Entries with figure data
* * * * * * *

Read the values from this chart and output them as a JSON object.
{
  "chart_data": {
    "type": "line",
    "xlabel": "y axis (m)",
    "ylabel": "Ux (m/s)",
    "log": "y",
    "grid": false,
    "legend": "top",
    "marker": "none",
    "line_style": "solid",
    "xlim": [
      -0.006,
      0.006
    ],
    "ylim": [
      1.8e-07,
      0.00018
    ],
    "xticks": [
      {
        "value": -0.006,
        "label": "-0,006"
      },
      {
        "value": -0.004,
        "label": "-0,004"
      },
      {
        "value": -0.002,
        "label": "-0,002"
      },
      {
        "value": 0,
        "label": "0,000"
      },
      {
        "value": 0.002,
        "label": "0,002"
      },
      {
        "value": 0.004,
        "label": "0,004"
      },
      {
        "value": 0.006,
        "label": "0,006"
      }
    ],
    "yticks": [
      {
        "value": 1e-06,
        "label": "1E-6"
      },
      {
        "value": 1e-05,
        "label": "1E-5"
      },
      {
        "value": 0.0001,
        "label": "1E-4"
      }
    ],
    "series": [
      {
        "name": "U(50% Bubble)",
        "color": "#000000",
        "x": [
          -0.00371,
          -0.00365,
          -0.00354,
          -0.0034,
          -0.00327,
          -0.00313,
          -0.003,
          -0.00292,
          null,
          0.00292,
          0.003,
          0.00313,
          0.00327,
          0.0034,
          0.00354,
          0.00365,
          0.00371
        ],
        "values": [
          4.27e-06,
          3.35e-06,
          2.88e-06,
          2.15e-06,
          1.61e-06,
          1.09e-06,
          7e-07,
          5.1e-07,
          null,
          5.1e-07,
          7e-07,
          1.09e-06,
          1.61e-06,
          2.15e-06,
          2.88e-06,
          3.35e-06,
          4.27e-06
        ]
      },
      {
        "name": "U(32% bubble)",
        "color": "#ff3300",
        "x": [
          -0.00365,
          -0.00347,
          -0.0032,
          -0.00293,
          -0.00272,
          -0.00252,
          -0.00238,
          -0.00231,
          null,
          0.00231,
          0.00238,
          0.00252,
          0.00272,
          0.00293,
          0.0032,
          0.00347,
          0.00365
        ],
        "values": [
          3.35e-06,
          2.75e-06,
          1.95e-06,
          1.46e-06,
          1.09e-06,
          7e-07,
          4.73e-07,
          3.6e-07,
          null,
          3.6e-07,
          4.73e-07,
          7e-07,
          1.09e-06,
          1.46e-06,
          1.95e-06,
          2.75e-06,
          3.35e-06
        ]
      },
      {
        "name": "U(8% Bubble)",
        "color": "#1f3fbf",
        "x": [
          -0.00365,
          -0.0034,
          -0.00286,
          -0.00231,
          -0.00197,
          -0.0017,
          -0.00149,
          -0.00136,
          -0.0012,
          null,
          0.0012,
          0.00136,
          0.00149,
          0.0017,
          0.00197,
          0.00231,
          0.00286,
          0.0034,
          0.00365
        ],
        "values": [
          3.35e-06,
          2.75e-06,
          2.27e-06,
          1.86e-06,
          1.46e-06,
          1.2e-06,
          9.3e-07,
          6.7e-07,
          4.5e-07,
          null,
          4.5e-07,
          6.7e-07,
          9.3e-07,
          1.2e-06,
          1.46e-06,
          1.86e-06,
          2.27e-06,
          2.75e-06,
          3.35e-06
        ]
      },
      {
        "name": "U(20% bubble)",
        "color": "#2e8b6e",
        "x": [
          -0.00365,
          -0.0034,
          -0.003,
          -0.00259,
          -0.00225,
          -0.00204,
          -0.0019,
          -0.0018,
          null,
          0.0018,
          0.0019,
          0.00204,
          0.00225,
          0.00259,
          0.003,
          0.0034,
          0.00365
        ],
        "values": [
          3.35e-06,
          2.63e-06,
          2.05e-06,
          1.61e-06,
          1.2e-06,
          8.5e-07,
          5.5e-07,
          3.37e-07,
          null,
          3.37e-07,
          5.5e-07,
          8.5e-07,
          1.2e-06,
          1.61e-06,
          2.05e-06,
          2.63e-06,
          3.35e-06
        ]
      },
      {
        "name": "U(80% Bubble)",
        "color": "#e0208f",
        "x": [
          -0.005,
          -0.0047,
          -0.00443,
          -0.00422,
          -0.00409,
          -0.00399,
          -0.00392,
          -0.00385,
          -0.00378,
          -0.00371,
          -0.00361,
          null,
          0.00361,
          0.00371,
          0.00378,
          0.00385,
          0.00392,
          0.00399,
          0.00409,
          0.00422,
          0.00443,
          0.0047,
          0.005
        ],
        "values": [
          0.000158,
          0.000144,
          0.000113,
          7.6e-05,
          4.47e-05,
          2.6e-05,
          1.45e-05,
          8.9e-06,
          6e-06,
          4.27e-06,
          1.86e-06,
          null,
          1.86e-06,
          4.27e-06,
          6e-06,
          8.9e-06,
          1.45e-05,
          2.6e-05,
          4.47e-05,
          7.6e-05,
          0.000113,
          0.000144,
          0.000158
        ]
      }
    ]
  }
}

* * * * * * *

## What you are asked to do:
Return the lines above exactly, keeping every word.

## Complete answer:
Read the values from this chart and output them as a JSON object.
{
  "chart_data": {
    "type": "line",
    "xlabel": "y axis (m)",
    "ylabel": "Ux (m/s)",
    "log": "y",
    "grid": false,
    "legend": "top",
    "marker": "none",
    "line_style": "solid",
    "xlim": [
      -0.006,
      0.006
    ],
    "ylim": [
      1.8e-07,
      0.00018
    ],
    "xticks": [
      {
        "value": -0.006,
        "label": "-0,006"
      },
      {
        "value": -0.004,
        "label": "-0,004"
      },
      {
        "value": -0.002,
        "label": "-0,002"
      },
      {
        "value": 0,
        "label": "0,000"
      },
      {
        "value": 0.002,
        "label": "0,002"
      },
      {
        "value": 0.004,
        "label": "0,004"
      },
      {
        "value": 0.006,
        "label": "0,006"
      }
    ],
    "yticks": [
      {
        "value": 1e-06,
        "label": "1E-6"
      },
      {
        "value": 1e-05,
        "label": "1E-5"
      },
      {
        "value": 0.0001,
        "label": "1E-4"
      }
    ],
    "series": [
      {
        "name": "U(50% Bubble)",
        "color": "#000000",
        "x": [
          -0.00371,
          -0.00365,
          -0.00354,
          -0.0034,
          -0.00327,
          -0.00313,
          -0.003,
          -0.00292,
          null,
          0.00292,
          0.003,
          0.00313,
          0.00327,
          0.0034,
          0.00354,
          0.00365,
          0.00371
        ],
        "values": [
          4.27e-06,
          3.35e-06,
          2.88e-06,
          2.15e-06,
          1.61e-06,
          1.09e-06,
          7e-07,
          5.1e-07,
          null,
          5.1e-07,
          7e-07,
          1.09e-06,
          1.61e-06,
          2.15e-06,
          2.88e-06,
          3.35e-06,
          4.27e-06
        ]
      },
      {
        "name": "U(32% bubble)",
        "color": "#ff3300",
        "x": [
          -0.00365,
          -0.00347,
          -0.0032,
          -0.00293,
          -0.00272,
          -0.00252,
          -0.00238,
          -0.00231,
          null,
          0.00231,
          0.00238,
          0.00252,
          0.00272,
          0.00293,
          0.0032,
          0.00347,
          0.00365
        ],
        "values": [
          3.35e-06,
          2.75e-06,
          1.95e-06,
          1.46e-06,
          1.09e-06,
          7e-07,
          4.73e-07,
          3.6e-07,
          null,
          3.6e-07,
          4.73e-07,
          7e-07,
          1.09e-06,
          1.46e-06,
          1.95e-06,
          2.75e-06,
          3.35e-06
        ]
      },
      {
        "name": "U(8% Bubble)",
        "color": "#1f3fbf",
        "x": [
          -0.00365,
          -0.0034,
          -0.00286,
          -0.00231,
          -0.00197,
          -0.0017,
          -0.00149,
          -0.00136,
          -0.0012,
          null,
          0.0012,
          0.00136,
          0.00149,
          0.0017,
          0.00197,
          0.00231,
          0.00286,
          0.0034,
          0.00365
        ],
        "values": [
          3.35e-06,
          2.75e-06,
          2.27e-06,
          1.86e-06,
          1.46e-06,
          1.2e-06,
          9.3e-07,
          6.7e-07,
          4.5e-07,
          null,
          4.5e-07,
          6.7e-07,
          9.3e-07,
          1.2e-06,
          1.46e-06,
          1.86e-06,
          2.27e-06,
          2.75e-06,
          3.35e-06
        ]
      },
      {
        "name": "U(20% bubble)",
        "color": "#2e8b6e",
        "x": [
          -0.00365,
          -0.0034,
          -0.003,
          -0.00259,
          -0.00225,
          -0.00204,
          -0.0019,
          -0.0018,
          null,
          0.0018,
          0.0019,
          0.00204,
          0.00225,
          0.00259,
          0.003,
          0.0034,
          0.00365
        ],
        "values": [
          3.35e-06,
          2.63e-06,
          2.05e-06,
          1.61e-06,
          1.2e-06,
          8.5e-07,
          5.5e-07,
          3.37e-07,
          null,
          3.37e-07,
          5.5e-07,
          8.5e-07,
          1.2e-06,
          1.61e-06,
          2.05e-06,
          2.63e-06,
          3.35e-06
        ]
      },
      {
        "name": "U(80% Bubble)",
        "color": "#e0208f",
        "x": [
          -0.005,
          -0.0047,
          -0.00443,
          -0.00422,
          -0.00409,
          -0.00399,
          -0.00392,
          -0.00385,
          -0.00378,
          -0.00371,
          -0.00361,
          null,
          0.00361,
          0.00371,
          0.00378,
          0.00385,
          0.00392,
          0.00399,
          0.00409,
          0.00422,
          0.00443,
          0.0047,
          0.005
        ],
        "values": [
          0.000158,
          0.000144,
          0.000113,
          7.6e-05,
          4.47e-05,
          2.6e-05,
          1.45e-05,
          8.9e-06,
          6e-06,
          4.27e-06,
          1.86e-06,
          null,
          1.86e-06,
          4.27e-06,
          6e-06,
          8.9e-06,
          1.45e-05,
          2.6e-05,
          4.47e-05,
          7.6e-05,
          0.000113,
          0.000144,
          0.000158
        ]
      }
    ]
  }
}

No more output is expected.